§ SUPPLIED INFORMATION:
★ ★ ★
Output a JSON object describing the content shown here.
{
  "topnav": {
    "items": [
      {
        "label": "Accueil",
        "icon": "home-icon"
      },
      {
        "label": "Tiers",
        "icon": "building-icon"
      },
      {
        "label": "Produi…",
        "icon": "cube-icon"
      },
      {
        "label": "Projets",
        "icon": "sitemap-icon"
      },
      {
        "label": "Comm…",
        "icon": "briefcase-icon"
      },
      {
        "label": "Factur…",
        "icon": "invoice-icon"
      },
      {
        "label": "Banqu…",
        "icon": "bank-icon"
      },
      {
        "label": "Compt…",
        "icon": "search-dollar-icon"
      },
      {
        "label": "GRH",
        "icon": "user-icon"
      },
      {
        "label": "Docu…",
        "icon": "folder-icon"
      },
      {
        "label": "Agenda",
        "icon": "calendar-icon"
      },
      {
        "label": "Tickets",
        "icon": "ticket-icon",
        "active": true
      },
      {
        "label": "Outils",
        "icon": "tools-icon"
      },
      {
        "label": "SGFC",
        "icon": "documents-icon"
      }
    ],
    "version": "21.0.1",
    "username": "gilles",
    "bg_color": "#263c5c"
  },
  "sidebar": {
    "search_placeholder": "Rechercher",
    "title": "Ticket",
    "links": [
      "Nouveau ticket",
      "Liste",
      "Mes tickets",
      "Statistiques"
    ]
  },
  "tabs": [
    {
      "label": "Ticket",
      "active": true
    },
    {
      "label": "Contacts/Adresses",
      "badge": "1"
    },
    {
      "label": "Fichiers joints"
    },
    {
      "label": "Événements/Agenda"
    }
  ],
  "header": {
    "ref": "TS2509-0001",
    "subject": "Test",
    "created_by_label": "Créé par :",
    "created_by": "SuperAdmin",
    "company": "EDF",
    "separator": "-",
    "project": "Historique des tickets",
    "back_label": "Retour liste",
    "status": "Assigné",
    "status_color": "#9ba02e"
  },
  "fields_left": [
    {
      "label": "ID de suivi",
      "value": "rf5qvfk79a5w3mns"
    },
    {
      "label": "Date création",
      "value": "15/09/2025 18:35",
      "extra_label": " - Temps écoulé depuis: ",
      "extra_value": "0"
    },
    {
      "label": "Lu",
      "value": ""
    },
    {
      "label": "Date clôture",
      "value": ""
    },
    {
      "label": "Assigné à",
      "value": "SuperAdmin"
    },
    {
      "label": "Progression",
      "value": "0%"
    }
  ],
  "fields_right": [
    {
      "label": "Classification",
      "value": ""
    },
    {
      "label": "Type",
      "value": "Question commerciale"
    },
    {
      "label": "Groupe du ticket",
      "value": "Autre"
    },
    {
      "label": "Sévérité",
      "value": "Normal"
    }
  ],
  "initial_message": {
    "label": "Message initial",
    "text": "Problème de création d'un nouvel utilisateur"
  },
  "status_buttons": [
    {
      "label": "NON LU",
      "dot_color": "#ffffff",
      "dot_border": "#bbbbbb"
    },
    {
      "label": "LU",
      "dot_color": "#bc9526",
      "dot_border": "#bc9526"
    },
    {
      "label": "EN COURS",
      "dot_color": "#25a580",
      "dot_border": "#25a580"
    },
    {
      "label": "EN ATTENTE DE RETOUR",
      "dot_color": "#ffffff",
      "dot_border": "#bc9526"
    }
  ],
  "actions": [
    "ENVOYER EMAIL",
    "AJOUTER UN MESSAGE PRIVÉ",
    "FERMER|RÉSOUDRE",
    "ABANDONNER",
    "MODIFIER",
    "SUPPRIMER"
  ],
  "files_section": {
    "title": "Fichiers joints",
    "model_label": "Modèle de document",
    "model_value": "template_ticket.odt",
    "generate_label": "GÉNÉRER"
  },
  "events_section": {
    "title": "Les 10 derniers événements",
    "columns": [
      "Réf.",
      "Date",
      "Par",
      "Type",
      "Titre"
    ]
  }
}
★ ★ ★
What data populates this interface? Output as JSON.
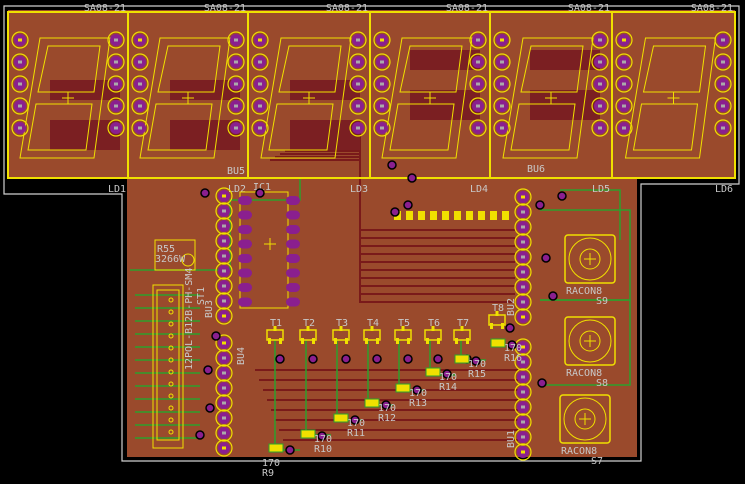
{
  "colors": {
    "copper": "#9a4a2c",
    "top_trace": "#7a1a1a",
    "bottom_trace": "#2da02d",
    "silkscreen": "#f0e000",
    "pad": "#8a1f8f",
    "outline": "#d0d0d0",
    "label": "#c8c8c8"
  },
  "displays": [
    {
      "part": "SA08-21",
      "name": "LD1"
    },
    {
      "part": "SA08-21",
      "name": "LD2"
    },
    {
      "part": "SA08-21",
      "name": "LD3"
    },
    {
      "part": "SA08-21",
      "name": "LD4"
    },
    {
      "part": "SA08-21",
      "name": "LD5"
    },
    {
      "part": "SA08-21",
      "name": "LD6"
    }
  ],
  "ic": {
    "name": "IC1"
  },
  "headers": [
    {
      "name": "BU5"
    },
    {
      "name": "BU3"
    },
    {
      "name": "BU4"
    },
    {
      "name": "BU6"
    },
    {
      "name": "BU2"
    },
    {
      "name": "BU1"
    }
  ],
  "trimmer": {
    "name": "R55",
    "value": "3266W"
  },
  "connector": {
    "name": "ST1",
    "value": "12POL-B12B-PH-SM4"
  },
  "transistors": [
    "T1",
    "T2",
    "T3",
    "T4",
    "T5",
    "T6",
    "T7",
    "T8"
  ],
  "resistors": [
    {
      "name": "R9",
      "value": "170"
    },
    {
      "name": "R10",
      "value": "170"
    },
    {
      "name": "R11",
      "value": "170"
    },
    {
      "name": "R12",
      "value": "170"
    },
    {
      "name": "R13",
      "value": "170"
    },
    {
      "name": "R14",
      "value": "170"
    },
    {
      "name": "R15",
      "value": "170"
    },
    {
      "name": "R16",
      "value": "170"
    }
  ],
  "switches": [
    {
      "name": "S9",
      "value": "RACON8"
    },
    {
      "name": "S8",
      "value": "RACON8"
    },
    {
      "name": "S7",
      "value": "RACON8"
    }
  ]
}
★ ★ ★
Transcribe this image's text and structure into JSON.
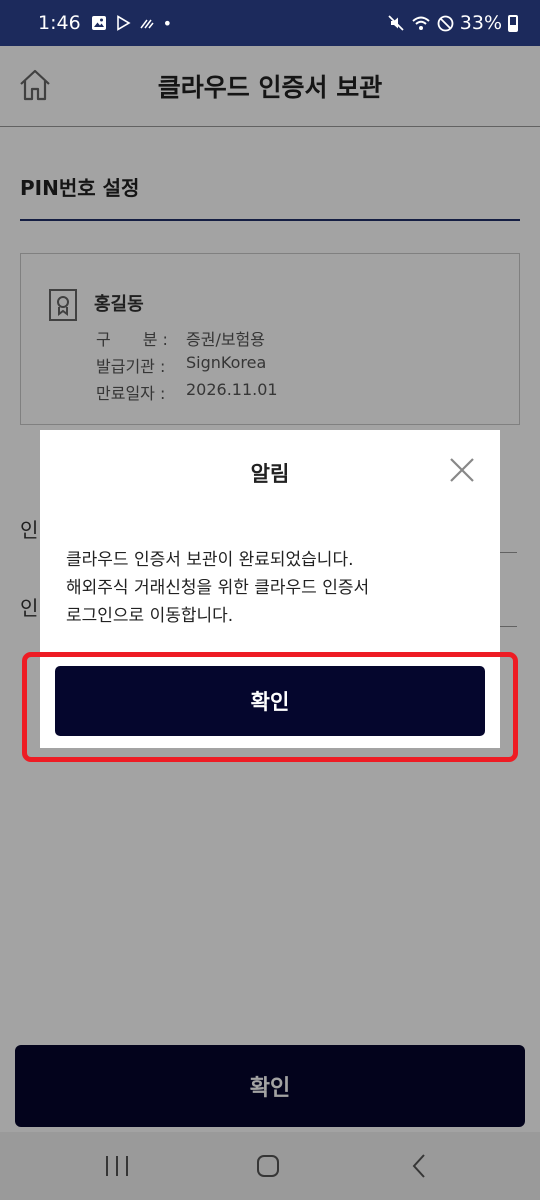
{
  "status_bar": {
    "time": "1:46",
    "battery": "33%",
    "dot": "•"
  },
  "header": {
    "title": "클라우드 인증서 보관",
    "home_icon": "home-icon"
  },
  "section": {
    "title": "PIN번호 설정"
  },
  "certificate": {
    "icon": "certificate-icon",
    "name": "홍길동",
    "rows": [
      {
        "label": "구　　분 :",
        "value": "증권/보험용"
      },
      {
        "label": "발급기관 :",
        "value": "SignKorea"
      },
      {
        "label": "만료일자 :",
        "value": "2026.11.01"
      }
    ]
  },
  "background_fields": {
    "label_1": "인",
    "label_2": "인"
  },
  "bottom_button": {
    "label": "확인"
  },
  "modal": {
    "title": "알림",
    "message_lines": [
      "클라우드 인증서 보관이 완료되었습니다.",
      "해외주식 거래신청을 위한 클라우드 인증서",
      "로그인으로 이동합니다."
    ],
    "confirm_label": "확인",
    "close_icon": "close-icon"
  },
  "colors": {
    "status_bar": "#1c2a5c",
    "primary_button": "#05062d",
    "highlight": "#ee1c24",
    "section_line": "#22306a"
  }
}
★ ★ ★
§ TASK GOAL: Gather all lines from the records above in which "JSON" appears.

§ SOLVED EXERCISE:
Output a JSON object describing the content shown here.
What data populates this interface? Output as JSON.
Transcribe this image's text and structure into JSON.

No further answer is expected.